| Document excerpt |
◇ ◇ ◇ ◇ ◇ ◇ ◇
Pipeline Requirements and Design

Today’s market provides many pipeline technology and framework options, and it can be overwhelming to identify which one best suits your use case. Some platforms provide fully managed pipelines. Others give you more flexibility but require more hands-on management. In SRE, we often take a significant amount of time during the design phase to assess which technology is the best fit. We compare and contrast the various design options based on user needs, product requirements, and system constraints. This section discusses tools you can use to both assess your pipeline technology options and make improvements to existing pipelines.

What Features Do You Need?

Table 13-1 provides a list of features we recommend you optimize for when managing a data processing pipeline. Some of these features may already be present in your existing pipeline technology (e.g., via managed pipeline platforms, client application logic, or operational tools). Your application may not need some of these features—for example, you don’t need “exactly once” semantics if your work units are idempotent and can be performed more than once for the same result.

Pipeline Production Readiness

As discussed in Chapter 18, a PRR (Production Readiness Review) is the process that Google SRE teams use to onboard a new service. In the same spirit, we use a pipeline maturity matrix when consulting on the choice or design of a pipeline technology.

Pipeline maturity matrix

The matrix in Table 13-2 measures five key characteristics (but you can extend the matrix to measure other characteristics you wish to optimize or standardize for):

  • Failure tolerance

  • Scalability

  • Monitoring and debugging

  • Transparency and ease of implementation

  • Unit and integration testing

The maturity matrix represents the collective knowledge of many pipeline experts at Google. These individuals are responsible for running pipelines across multiple Google products and productionizing the associated systems.

Each characteristic is measured on a scale of 1 to 5, where 1 represents “Chaotic” (unplanned, ad hoc, risky, fully manual) and 5 represents “Continuous improvement.” To score your system, read the descriptions for each characteristic below, and select the best matching milestone. If more than one milestone applies, use the score in the middle (i.e., 2 or 4). A completed scoresheet will give you a clear picture of where your system needs improvement.

We recommend that you spend the time to make improvements in any weak areas identified by the matrix. Instrumenting monitoring, alerting, and other tooling recommended by the matrix can be time-intensive. When making improvements, you can start by looking for existing products or open source tools that fit your needs instead of creating your own. At Google, we encourage teams to use existing pipeline technologies or tools that provide out-of-the-box pipeline support and features. The more tools and processes that can be reused, the better.

Table 13-2. Pipeline maturity matrix, with example milestones for beginning, medium, and advanced maturity
  1. Chaotic 3. Functional 5. Continuous improvement
Failure tolerance
Failover No support for failover Some support for work unit retries (even if manual) Multihomed with automatic failover
Global work scheduling No support for global work scheduling, multihoming, or failover Support for hot/hot/hot processing (process same work in all three regions so if any region is unavailable, there is at least one still running) Support for effective warm/warm/warm processing (distribute work in all three regions and store work centrally to deal with any region loss)
Failed task management No support for failed work units

Automatic retries for failed work units

Automatic quarantine of bad work units

Scalability
Automatic scaling of available worker pool No autoscaling; manual intervention required Autoscaling works with the use of additional manual tools Built-in automatic autoscaling support with no requirement for configuration inside a third-party tool
Automatic dynamic resharding to effect balanced load across the pool Work units are fixed with no ability to make changes Supports manual resharding of work, or resharding can be achieved automatically with additional code Built-in support for dynamic subsharding to balance work across the available worker pool
Load shedding/task prioritization No work unit prioritization exists Some capability for work unit prioritization

An easy-to-use feature for work unit prioritization exists

Built-in support for load shedding

Workers understand preemption notification, after which a worker will clean up (finish work/mitigate)
◇ ◇ ◇ ◇ ◇ ◇ ◇
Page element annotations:

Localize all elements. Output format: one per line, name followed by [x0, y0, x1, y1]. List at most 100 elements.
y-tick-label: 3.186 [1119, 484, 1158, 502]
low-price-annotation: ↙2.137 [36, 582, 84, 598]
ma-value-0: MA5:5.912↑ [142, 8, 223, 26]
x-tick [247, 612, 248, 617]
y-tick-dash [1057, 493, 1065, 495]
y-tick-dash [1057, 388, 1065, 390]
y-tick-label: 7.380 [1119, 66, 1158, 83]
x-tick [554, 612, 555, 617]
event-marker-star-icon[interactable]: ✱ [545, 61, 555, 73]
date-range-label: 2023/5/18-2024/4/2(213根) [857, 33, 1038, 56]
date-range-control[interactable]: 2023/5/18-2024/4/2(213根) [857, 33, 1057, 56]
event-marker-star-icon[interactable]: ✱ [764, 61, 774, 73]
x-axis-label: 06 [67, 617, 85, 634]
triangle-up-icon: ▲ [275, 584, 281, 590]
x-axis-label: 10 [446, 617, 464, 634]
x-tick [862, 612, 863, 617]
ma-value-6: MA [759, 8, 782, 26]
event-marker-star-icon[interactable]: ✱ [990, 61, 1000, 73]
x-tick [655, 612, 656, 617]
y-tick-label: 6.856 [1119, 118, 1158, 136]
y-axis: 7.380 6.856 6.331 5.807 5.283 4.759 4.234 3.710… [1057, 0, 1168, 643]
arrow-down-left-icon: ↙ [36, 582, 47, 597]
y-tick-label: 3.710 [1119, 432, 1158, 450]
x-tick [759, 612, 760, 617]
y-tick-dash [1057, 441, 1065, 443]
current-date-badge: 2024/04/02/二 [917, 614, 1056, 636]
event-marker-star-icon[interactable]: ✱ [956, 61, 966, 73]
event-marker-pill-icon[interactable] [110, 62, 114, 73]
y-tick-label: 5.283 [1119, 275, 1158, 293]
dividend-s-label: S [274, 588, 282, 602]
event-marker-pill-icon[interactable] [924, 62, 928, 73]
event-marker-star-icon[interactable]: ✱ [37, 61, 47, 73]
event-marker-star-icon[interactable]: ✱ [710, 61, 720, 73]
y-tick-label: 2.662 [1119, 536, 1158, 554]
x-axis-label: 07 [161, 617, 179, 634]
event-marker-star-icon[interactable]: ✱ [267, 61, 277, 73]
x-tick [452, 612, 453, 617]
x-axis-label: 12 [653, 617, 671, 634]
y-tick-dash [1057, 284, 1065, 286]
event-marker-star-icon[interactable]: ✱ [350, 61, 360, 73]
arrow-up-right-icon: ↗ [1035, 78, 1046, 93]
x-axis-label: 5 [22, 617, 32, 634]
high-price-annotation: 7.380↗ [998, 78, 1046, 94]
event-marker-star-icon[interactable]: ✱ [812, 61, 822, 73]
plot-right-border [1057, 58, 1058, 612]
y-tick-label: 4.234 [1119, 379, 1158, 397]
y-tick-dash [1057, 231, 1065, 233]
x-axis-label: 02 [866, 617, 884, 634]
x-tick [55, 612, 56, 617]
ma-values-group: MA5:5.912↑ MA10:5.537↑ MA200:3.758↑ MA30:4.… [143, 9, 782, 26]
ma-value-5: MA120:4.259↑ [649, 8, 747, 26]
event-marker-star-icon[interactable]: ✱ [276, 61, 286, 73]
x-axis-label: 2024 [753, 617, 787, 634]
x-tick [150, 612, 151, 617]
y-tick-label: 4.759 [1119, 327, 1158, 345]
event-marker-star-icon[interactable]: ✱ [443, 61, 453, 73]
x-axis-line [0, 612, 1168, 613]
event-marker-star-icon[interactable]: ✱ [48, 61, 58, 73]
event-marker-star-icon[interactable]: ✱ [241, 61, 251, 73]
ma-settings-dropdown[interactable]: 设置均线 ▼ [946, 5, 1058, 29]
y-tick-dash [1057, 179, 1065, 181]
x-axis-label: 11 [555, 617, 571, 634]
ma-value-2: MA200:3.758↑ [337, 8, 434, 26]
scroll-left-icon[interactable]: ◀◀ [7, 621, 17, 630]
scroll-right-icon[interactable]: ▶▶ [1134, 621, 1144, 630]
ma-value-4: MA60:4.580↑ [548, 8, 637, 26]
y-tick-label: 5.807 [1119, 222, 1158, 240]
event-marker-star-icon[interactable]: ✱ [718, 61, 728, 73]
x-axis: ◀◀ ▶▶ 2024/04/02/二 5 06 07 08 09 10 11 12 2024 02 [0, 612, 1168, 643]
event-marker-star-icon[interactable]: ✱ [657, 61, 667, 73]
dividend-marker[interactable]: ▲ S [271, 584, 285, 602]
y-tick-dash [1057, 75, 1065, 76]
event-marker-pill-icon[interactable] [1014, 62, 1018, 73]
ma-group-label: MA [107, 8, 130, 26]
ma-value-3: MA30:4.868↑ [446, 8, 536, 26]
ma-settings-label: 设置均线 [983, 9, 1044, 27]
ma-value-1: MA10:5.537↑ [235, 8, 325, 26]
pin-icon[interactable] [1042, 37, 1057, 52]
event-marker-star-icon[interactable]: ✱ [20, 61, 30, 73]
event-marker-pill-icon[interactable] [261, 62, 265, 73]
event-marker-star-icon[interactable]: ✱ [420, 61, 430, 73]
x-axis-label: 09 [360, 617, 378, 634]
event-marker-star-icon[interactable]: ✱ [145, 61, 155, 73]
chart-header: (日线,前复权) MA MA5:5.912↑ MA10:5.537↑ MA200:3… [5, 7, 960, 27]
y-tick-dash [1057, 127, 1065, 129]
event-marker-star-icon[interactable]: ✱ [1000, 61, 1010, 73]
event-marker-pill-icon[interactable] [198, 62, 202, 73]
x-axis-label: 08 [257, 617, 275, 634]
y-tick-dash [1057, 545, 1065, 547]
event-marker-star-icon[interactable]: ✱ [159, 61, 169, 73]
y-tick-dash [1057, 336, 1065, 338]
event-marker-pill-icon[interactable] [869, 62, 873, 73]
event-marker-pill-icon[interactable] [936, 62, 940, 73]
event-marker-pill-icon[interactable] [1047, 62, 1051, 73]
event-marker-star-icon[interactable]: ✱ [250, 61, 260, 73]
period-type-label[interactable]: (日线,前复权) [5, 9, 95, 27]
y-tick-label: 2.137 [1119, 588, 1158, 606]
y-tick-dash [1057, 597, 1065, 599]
◇ ◇ ◇ ◇ ◇ ◇ ◇
| Required actions |
(1) Please rewrite the pipeline requirements excerpt from "Each characteristic is" up to and including "system needs improvement.", substituting "level" for "milestone".
(2) Answer these questions on the pipeline requirements excerpt.
(a) What does PRR stand for?
(b) How many key characteristics does the matrix in Table 13-2 measure?
(c) On the matrix scale, what label does a score of 1 represent?

| Solutions to the tasks |
(1)
Each characteristic is measured on a scale of 1 to 5, where 1 represents “Chaotic” (unplanned, ad hoc, risky, fully manual) and 5 represents “Continuous improvement.” To score your system, read the descriptions for each characteristic below, and select the best matching level. If more than one level applies, use the score in the middle (i.e., 2 or 4). A completed scoresheet will give you a clear picture of where your system needs improvement.

(2)
(a) Production Readiness Review
(b) Five
(c) "Chaotic"